Stored records:
---

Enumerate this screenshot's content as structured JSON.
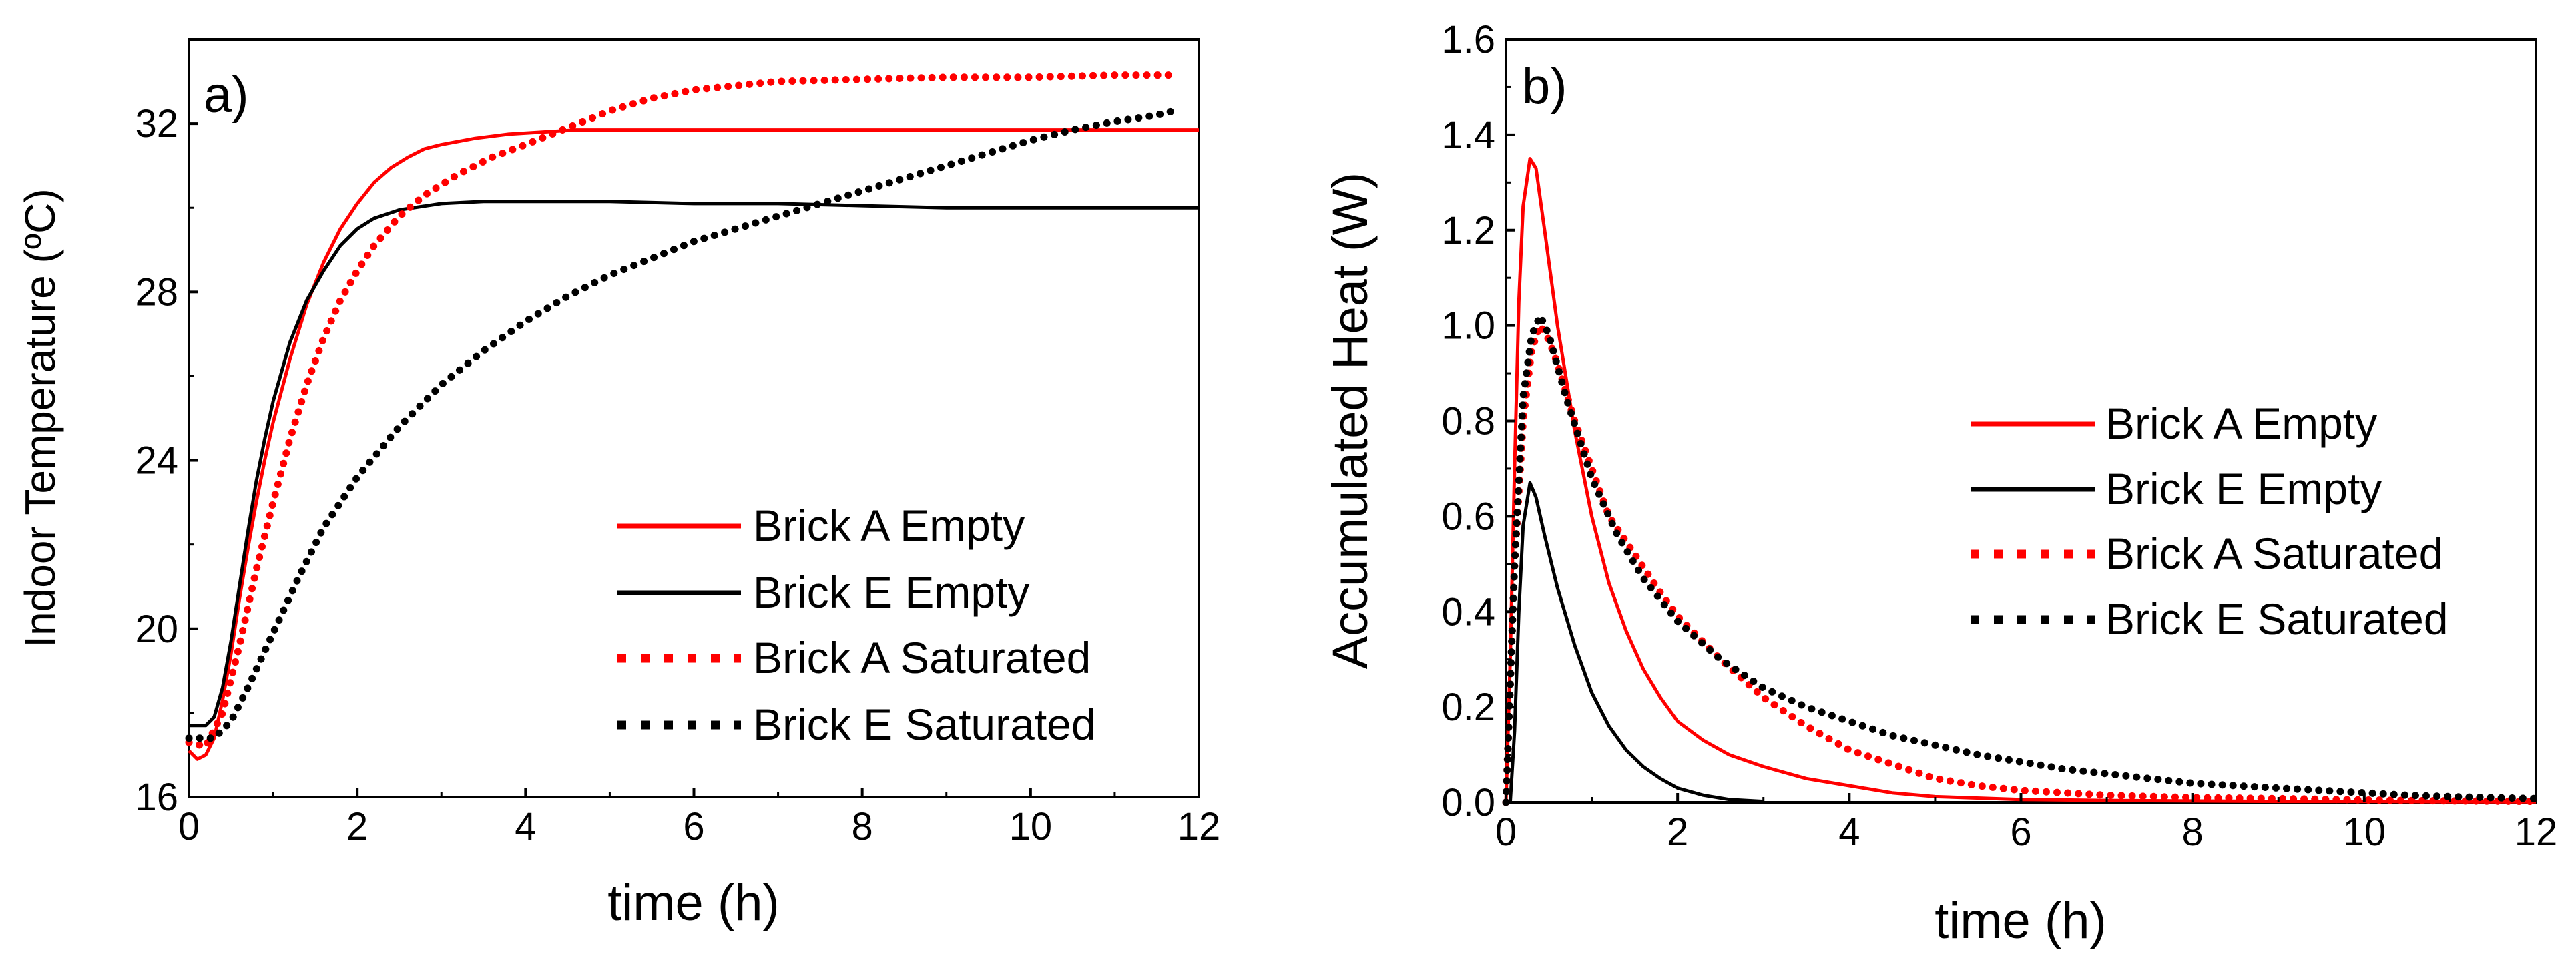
{
  "chart_data": [
    {
      "type": "line",
      "panel_label": "a)",
      "xlabel": "time (h)",
      "ylabel": "Indoor Temperature (ºC)",
      "xlim": [
        0,
        12
      ],
      "ylim": [
        16,
        34
      ],
      "xticks": [
        0,
        2,
        4,
        6,
        8,
        10,
        12
      ],
      "yticks": [
        16,
        20,
        24,
        28,
        32
      ],
      "grid": false,
      "legend_position": "bottom-right",
      "series": [
        {
          "name": "Brick A Empty",
          "color": "#ff0000",
          "style": "solid",
          "points": [
            [
              0,
              17.1
            ],
            [
              0.1,
              16.9
            ],
            [
              0.2,
              17.0
            ],
            [
              0.3,
              17.4
            ],
            [
              0.4,
              18.3
            ],
            [
              0.5,
              19.4
            ],
            [
              0.6,
              20.7
            ],
            [
              0.7,
              21.9
            ],
            [
              0.8,
              23.0
            ],
            [
              0.9,
              24.0
            ],
            [
              1.0,
              24.9
            ],
            [
              1.2,
              26.4
            ],
            [
              1.4,
              27.7
            ],
            [
              1.6,
              28.7
            ],
            [
              1.8,
              29.5
            ],
            [
              2.0,
              30.1
            ],
            [
              2.2,
              30.6
            ],
            [
              2.4,
              30.95
            ],
            [
              2.6,
              31.2
            ],
            [
              2.8,
              31.4
            ],
            [
              3.0,
              31.5
            ],
            [
              3.4,
              31.65
            ],
            [
              3.8,
              31.75
            ],
            [
              4.2,
              31.8
            ],
            [
              4.6,
              31.85
            ],
            [
              5.0,
              31.85
            ],
            [
              6.0,
              31.85
            ],
            [
              7.0,
              31.85
            ],
            [
              8.0,
              31.85
            ],
            [
              9.0,
              31.85
            ],
            [
              10.0,
              31.85
            ],
            [
              11.0,
              31.85
            ],
            [
              12.0,
              31.85
            ]
          ]
        },
        {
          "name": "Brick E Empty",
          "color": "#000000",
          "style": "solid",
          "points": [
            [
              0,
              17.7
            ],
            [
              0.2,
              17.7
            ],
            [
              0.3,
              17.9
            ],
            [
              0.4,
              18.6
            ],
            [
              0.5,
              19.7
            ],
            [
              0.6,
              21.0
            ],
            [
              0.7,
              22.3
            ],
            [
              0.8,
              23.5
            ],
            [
              0.9,
              24.5
            ],
            [
              1.0,
              25.4
            ],
            [
              1.2,
              26.8
            ],
            [
              1.4,
              27.8
            ],
            [
              1.6,
              28.5
            ],
            [
              1.8,
              29.1
            ],
            [
              2.0,
              29.5
            ],
            [
              2.2,
              29.75
            ],
            [
              2.5,
              29.95
            ],
            [
              3.0,
              30.1
            ],
            [
              3.5,
              30.15
            ],
            [
              4.0,
              30.15
            ],
            [
              5.0,
              30.15
            ],
            [
              6.0,
              30.1
            ],
            [
              7.0,
              30.1
            ],
            [
              8.0,
              30.05
            ],
            [
              9.0,
              30.0
            ],
            [
              10.0,
              30.0
            ],
            [
              11.0,
              30.0
            ],
            [
              12.0,
              30.0
            ]
          ]
        },
        {
          "name": "Brick A Saturated",
          "color": "#ff0000",
          "style": "dotted",
          "points": [
            [
              0,
              17.3
            ],
            [
              0.2,
              17.2
            ],
            [
              0.4,
              18.0
            ],
            [
              0.6,
              19.6
            ],
            [
              0.8,
              21.4
            ],
            [
              1.0,
              23.0
            ],
            [
              1.2,
              24.5
            ],
            [
              1.4,
              25.8
            ],
            [
              1.6,
              26.9
            ],
            [
              1.8,
              27.8
            ],
            [
              2.0,
              28.5
            ],
            [
              2.2,
              29.1
            ],
            [
              2.5,
              29.8
            ],
            [
              2.8,
              30.3
            ],
            [
              3.2,
              30.8
            ],
            [
              3.6,
              31.2
            ],
            [
              4.0,
              31.5
            ],
            [
              4.5,
              31.9
            ],
            [
              5.0,
              32.3
            ],
            [
              5.5,
              32.6
            ],
            [
              6.0,
              32.8
            ],
            [
              6.5,
              32.9
            ],
            [
              7.0,
              33.0
            ],
            [
              8.0,
              33.05
            ],
            [
              9.0,
              33.1
            ],
            [
              10.0,
              33.1
            ],
            [
              11.0,
              33.15
            ],
            [
              11.7,
              33.15
            ]
          ]
        },
        {
          "name": "Brick E Saturated",
          "color": "#000000",
          "style": "dotted",
          "points": [
            [
              0,
              17.4
            ],
            [
              0.3,
              17.4
            ],
            [
              0.5,
              17.8
            ],
            [
              0.7,
              18.6
            ],
            [
              1.0,
              19.9
            ],
            [
              1.3,
              21.2
            ],
            [
              1.6,
              22.4
            ],
            [
              2.0,
              23.6
            ],
            [
              2.5,
              24.8
            ],
            [
              3.0,
              25.8
            ],
            [
              3.5,
              26.6
            ],
            [
              4.0,
              27.3
            ],
            [
              4.5,
              27.9
            ],
            [
              5.0,
              28.4
            ],
            [
              5.5,
              28.8
            ],
            [
              6.0,
              29.2
            ],
            [
              6.5,
              29.5
            ],
            [
              7.0,
              29.8
            ],
            [
              7.5,
              30.1
            ],
            [
              8.0,
              30.4
            ],
            [
              8.5,
              30.7
            ],
            [
              9.0,
              31.0
            ],
            [
              9.5,
              31.3
            ],
            [
              10.0,
              31.6
            ],
            [
              10.5,
              31.85
            ],
            [
              11.0,
              32.05
            ],
            [
              11.5,
              32.2
            ],
            [
              11.7,
              32.3
            ]
          ]
        }
      ]
    },
    {
      "type": "line",
      "panel_label": "b)",
      "xlabel": "time (h)",
      "ylabel": "Accumulated Heat (W)",
      "xlim": [
        0,
        12
      ],
      "ylim": [
        0,
        1.6
      ],
      "xticks": [
        0,
        2,
        4,
        6,
        8,
        10,
        12
      ],
      "yticks": [
        0.0,
        0.2,
        0.4,
        0.6,
        0.8,
        1.0,
        1.2,
        1.4,
        1.6
      ],
      "grid": false,
      "legend_position": "right-center",
      "series": [
        {
          "name": "Brick A Empty",
          "color": "#ff0000",
          "style": "solid",
          "points": [
            [
              0,
              0.0
            ],
            [
              0.05,
              0.3
            ],
            [
              0.1,
              0.7
            ],
            [
              0.15,
              1.05
            ],
            [
              0.2,
              1.25
            ],
            [
              0.28,
              1.35
            ],
            [
              0.35,
              1.33
            ],
            [
              0.45,
              1.2
            ],
            [
              0.6,
              1.0
            ],
            [
              0.8,
              0.78
            ],
            [
              1.0,
              0.6
            ],
            [
              1.2,
              0.46
            ],
            [
              1.4,
              0.36
            ],
            [
              1.6,
              0.28
            ],
            [
              1.8,
              0.22
            ],
            [
              2.0,
              0.17
            ],
            [
              2.3,
              0.13
            ],
            [
              2.6,
              0.1
            ],
            [
              3.0,
              0.075
            ],
            [
              3.5,
              0.05
            ],
            [
              4.0,
              0.035
            ],
            [
              4.5,
              0.02
            ],
            [
              5.0,
              0.012
            ],
            [
              6.0,
              0.006
            ],
            [
              7.0,
              0.004
            ],
            [
              8.0,
              0.003
            ],
            [
              9.0,
              0.002
            ],
            [
              10.0,
              0.002
            ],
            [
              11.0,
              0.001
            ],
            [
              12.0,
              0.001
            ]
          ]
        },
        {
          "name": "Brick E Empty",
          "color": "#000000",
          "style": "solid",
          "points": [
            [
              0.05,
              0.0
            ],
            [
              0.1,
              0.15
            ],
            [
              0.15,
              0.4
            ],
            [
              0.2,
              0.58
            ],
            [
              0.28,
              0.67
            ],
            [
              0.35,
              0.64
            ],
            [
              0.45,
              0.56
            ],
            [
              0.6,
              0.45
            ],
            [
              0.8,
              0.33
            ],
            [
              1.0,
              0.23
            ],
            [
              1.2,
              0.16
            ],
            [
              1.4,
              0.11
            ],
            [
              1.6,
              0.075
            ],
            [
              1.8,
              0.05
            ],
            [
              2.0,
              0.03
            ],
            [
              2.3,
              0.015
            ],
            [
              2.6,
              0.006
            ],
            [
              3.0,
              0.002
            ]
          ]
        },
        {
          "name": "Brick A Saturated",
          "color": "#ff0000",
          "style": "dotted",
          "points": [
            [
              0,
              0.0
            ],
            [
              0.05,
              0.25
            ],
            [
              0.1,
              0.5
            ],
            [
              0.2,
              0.8
            ],
            [
              0.3,
              0.95
            ],
            [
              0.4,
              1.0
            ],
            [
              0.5,
              0.97
            ],
            [
              0.6,
              0.92
            ],
            [
              0.8,
              0.8
            ],
            [
              1.0,
              0.7
            ],
            [
              1.2,
              0.6
            ],
            [
              1.5,
              0.52
            ],
            [
              1.8,
              0.44
            ],
            [
              2.0,
              0.39
            ],
            [
              2.5,
              0.3
            ],
            [
              3.0,
              0.22
            ],
            [
              3.5,
              0.16
            ],
            [
              4.0,
              0.11
            ],
            [
              4.5,
              0.08
            ],
            [
              5.0,
              0.05
            ],
            [
              5.5,
              0.035
            ],
            [
              6.0,
              0.025
            ],
            [
              7.0,
              0.015
            ],
            [
              8.0,
              0.01
            ],
            [
              9.0,
              0.008
            ],
            [
              10.0,
              0.005
            ],
            [
              11.0,
              0.003
            ],
            [
              12.0,
              0.002
            ]
          ]
        },
        {
          "name": "Brick E Saturated",
          "color": "#000000",
          "style": "dotted",
          "points": [
            [
              0,
              0.0
            ],
            [
              0.1,
              0.5
            ],
            [
              0.2,
              0.85
            ],
            [
              0.3,
              0.98
            ],
            [
              0.4,
              1.02
            ],
            [
              0.5,
              0.98
            ],
            [
              0.7,
              0.85
            ],
            [
              1.0,
              0.68
            ],
            [
              1.3,
              0.56
            ],
            [
              1.6,
              0.47
            ],
            [
              2.0,
              0.38
            ],
            [
              2.5,
              0.3
            ],
            [
              3.0,
              0.24
            ],
            [
              3.5,
              0.2
            ],
            [
              4.0,
              0.17
            ],
            [
              4.5,
              0.14
            ],
            [
              5.0,
              0.12
            ],
            [
              5.5,
              0.1
            ],
            [
              6.0,
              0.085
            ],
            [
              6.5,
              0.07
            ],
            [
              7.0,
              0.06
            ],
            [
              7.5,
              0.05
            ],
            [
              8.0,
              0.04
            ],
            [
              8.5,
              0.035
            ],
            [
              9.0,
              0.03
            ],
            [
              9.5,
              0.025
            ],
            [
              10.0,
              0.02
            ],
            [
              10.5,
              0.015
            ],
            [
              11.0,
              0.012
            ],
            [
              11.5,
              0.01
            ],
            [
              12.0,
              0.008
            ]
          ]
        }
      ]
    }
  ]
}
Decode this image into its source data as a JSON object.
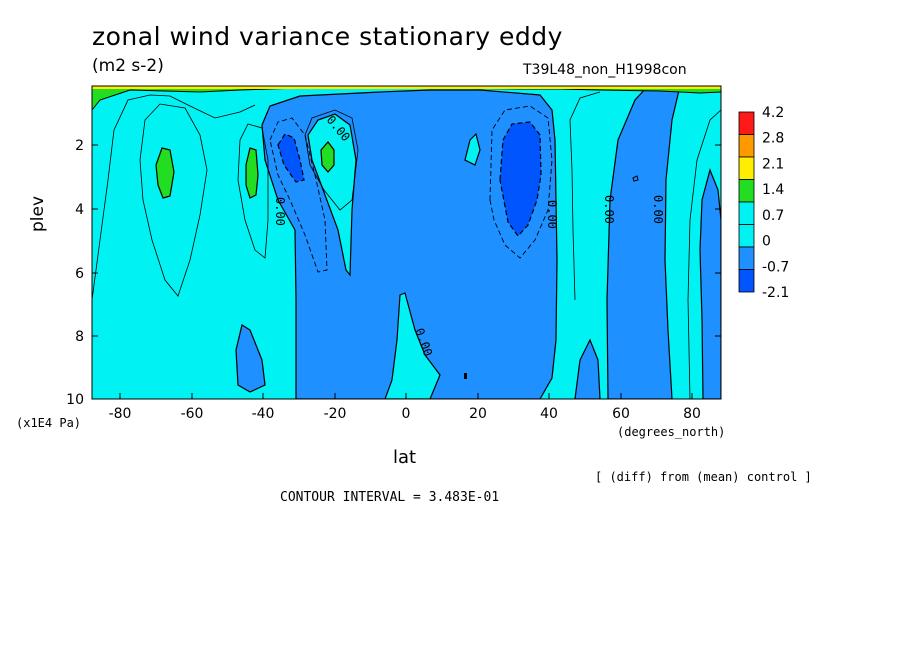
{
  "chart_data": {
    "type": "contour",
    "title": "zonal wind variance stationary eddy",
    "units": "(m2 s-2)",
    "run_label": "T39L48_non_H1998con",
    "xlabel": "lat",
    "x_units": "(degrees_north)",
    "ylabel": "plev",
    "y_units": "(x1E4 Pa)",
    "xlim": [
      -88,
      88
    ],
    "ylim": [
      10,
      0
    ],
    "x_ticks": [
      "-80",
      "-60",
      "-40",
      "-20",
      "0",
      "20",
      "40",
      "60",
      "80"
    ],
    "y_ticks": [
      "2",
      "4",
      "6",
      "8",
      "10"
    ],
    "contour_labels": [
      "0.00",
      "0.00",
      "0.00",
      "0.00",
      "0.00",
      "0.00"
    ],
    "contour_interval": "CONTOUR INTERVAL = 3.483E-01",
    "note": "[ (diff) from (mean) control ]",
    "colorbar": {
      "levels": [
        "4.2",
        "2.8",
        "2.1",
        "1.4",
        "0.7",
        "0",
        "-0.7",
        "-2.1"
      ],
      "colors": [
        "#ff1a1a",
        "#ff9900",
        "#ffee00",
        "#22dd22",
        "#00f2f2",
        "#00f2f2",
        "#1e90ff",
        "#0055ff"
      ]
    },
    "colors": {
      "near_zero": "#00f2f2",
      "weak_negative": "#1e90ff",
      "strong_negative": "#0055ff",
      "positive": "#22dd22"
    },
    "regions": [
      {
        "kind": "negative-column",
        "lat_range": [
          -32,
          44
        ],
        "plev_range": [
          0.2,
          10
        ]
      },
      {
        "kind": "negative-column",
        "lat_range": [
          60,
          72
        ],
        "plev_range": [
          0,
          10
        ]
      },
      {
        "kind": "negative-column",
        "lat_range": [
          82,
          88
        ],
        "plev_range": [
          2,
          10
        ]
      },
      {
        "kind": "positive-max",
        "center": [
          -68,
          2.8
        ]
      },
      {
        "kind": "positive-max",
        "center": [
          -43,
          2.7
        ]
      },
      {
        "kind": "positive-max",
        "center": [
          -22,
          2.4
        ]
      },
      {
        "kind": "strong-negative",
        "center": [
          -33,
          2.2
        ]
      },
      {
        "kind": "strong-negative",
        "center": [
          31,
          2.8
        ]
      }
    ]
  }
}
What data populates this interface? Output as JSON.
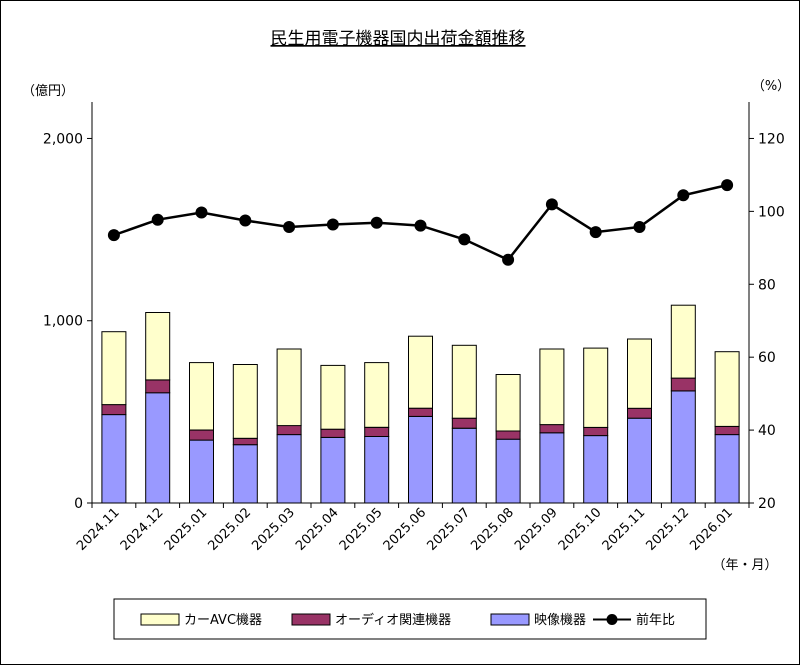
{
  "chart_data": {
    "type": "bar",
    "stacked": true,
    "title": "民生用電子機器国内出荷金額推移",
    "left_axis": {
      "unit": "（億円）",
      "min": 0,
      "max": 2200,
      "ticks": [
        0,
        1000,
        2000
      ],
      "tick_labels": [
        "0",
        "1,000",
        "2,000"
      ]
    },
    "right_axis": {
      "unit": "（%）",
      "min": 20,
      "max": 130,
      "ticks": [
        20,
        40,
        60,
        80,
        100,
        120
      ],
      "tick_labels": [
        "20",
        "40",
        "60",
        "80",
        "100",
        "120"
      ]
    },
    "x_unit": "（年・月）",
    "categories": [
      "2024.11",
      "2024.12",
      "2025.01",
      "2025.02",
      "2025.03",
      "2025.04",
      "2025.05",
      "2025.06",
      "2025.07",
      "2025.08",
      "2025.09",
      "2025.10",
      "2025.11",
      "2025.12",
      "2026.01"
    ],
    "series": [
      {
        "name": "映像機器",
        "axis": "left",
        "color": "#9999ff",
        "values": [
          485,
          605,
          345,
          320,
          375,
          360,
          365,
          475,
          410,
          350,
          385,
          370,
          465,
          615,
          375
        ]
      },
      {
        "name": "オーディオ関連機器",
        "axis": "left",
        "color": "#993366",
        "values": [
          55,
          70,
          55,
          35,
          50,
          45,
          50,
          45,
          55,
          45,
          45,
          45,
          55,
          70,
          45
        ]
      },
      {
        "name": "カーAVC機器",
        "axis": "left",
        "color": "#ffffcc",
        "values": [
          400,
          370,
          370,
          405,
          420,
          350,
          355,
          395,
          400,
          310,
          415,
          435,
          380,
          400,
          410
        ]
      },
      {
        "name": "前年比",
        "axis": "right",
        "type": "line",
        "color": "#000000",
        "values": [
          93.5,
          97.7,
          99.7,
          97.5,
          95.7,
          96.4,
          96.9,
          96.1,
          92.3,
          86.7,
          101.9,
          94.3,
          95.7,
          104.4,
          107.2
        ]
      }
    ],
    "legend": {
      "position": "bottom",
      "items": [
        "カーAVC機器",
        "オーディオ関連機器",
        "映像機器",
        "前年比"
      ]
    },
    "grid": false
  }
}
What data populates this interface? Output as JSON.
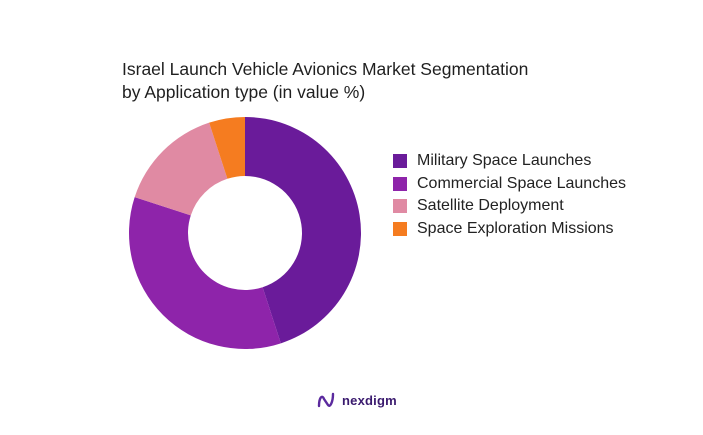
{
  "chart_data": {
    "type": "pie",
    "title": "Israel Launch Vehicle Avionics  Market Segmentation\nby Application type (in value %)",
    "categories": [
      "Military Space Launches",
      "Commercial Space Launches",
      "Satellite Deployment",
      "Space Exploration Missions"
    ],
    "values": [
      45,
      35,
      15,
      5
    ],
    "colors": [
      "#6a1b9a",
      "#8e24aa",
      "#e08aa3",
      "#f57c20"
    ],
    "donut": true,
    "legend_position": "right"
  },
  "brand": {
    "name": "nexdigm",
    "icon": "nexdigm-logo-icon",
    "color": "#3a1a6e"
  }
}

---

Find the string "title" in the listing and return every line that holds it.

    "title": "zonal wind variance stationary eddy",
    "title": "民生用電子機器国内出荷金額推移",
    "title": "Israel Launch Vehicle Avionics  Market Segmentation\nby Application type (in value %)",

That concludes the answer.